Exercise objective:
Copy all lines below containing "zcooper".

## start Given data

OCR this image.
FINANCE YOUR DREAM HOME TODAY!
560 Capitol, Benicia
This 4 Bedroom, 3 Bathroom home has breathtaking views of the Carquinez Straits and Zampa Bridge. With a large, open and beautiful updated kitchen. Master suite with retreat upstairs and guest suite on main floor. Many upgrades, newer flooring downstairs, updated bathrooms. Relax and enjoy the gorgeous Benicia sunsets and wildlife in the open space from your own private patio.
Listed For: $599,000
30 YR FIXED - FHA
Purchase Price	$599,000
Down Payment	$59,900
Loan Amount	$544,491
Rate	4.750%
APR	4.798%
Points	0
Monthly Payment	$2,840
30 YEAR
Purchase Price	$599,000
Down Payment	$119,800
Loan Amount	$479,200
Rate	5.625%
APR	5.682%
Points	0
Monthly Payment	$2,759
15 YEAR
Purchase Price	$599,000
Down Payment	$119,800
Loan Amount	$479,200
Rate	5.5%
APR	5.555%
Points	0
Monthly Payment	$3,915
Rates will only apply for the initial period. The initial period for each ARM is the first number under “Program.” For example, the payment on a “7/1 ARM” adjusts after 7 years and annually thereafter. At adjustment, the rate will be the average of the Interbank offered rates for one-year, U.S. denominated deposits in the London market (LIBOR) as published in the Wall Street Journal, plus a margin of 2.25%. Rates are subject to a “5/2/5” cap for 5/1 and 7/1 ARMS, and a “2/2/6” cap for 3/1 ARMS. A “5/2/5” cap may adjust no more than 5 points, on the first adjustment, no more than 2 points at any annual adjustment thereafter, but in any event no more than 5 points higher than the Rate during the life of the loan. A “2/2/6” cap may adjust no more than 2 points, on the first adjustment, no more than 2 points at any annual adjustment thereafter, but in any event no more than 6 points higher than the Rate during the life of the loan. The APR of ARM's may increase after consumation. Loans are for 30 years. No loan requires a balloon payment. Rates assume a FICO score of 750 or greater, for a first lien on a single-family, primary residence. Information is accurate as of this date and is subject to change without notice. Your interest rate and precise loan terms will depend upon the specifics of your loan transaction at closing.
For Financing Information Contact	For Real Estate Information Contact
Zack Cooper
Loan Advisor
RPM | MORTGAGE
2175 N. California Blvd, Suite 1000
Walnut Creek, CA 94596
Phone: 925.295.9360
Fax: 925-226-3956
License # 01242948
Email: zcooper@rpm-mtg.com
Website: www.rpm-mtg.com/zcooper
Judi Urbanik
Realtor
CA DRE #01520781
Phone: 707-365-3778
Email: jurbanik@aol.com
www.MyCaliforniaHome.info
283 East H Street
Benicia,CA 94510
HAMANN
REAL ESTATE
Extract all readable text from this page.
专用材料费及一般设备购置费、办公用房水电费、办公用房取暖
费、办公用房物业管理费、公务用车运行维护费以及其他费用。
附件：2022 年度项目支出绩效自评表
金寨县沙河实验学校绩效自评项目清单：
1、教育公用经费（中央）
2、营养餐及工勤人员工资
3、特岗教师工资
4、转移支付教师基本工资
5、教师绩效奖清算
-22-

## end Given data

Exercise output:
Email: zcooper@rpm-mtg.com
Website: www.rpm-mtg.com/zcooper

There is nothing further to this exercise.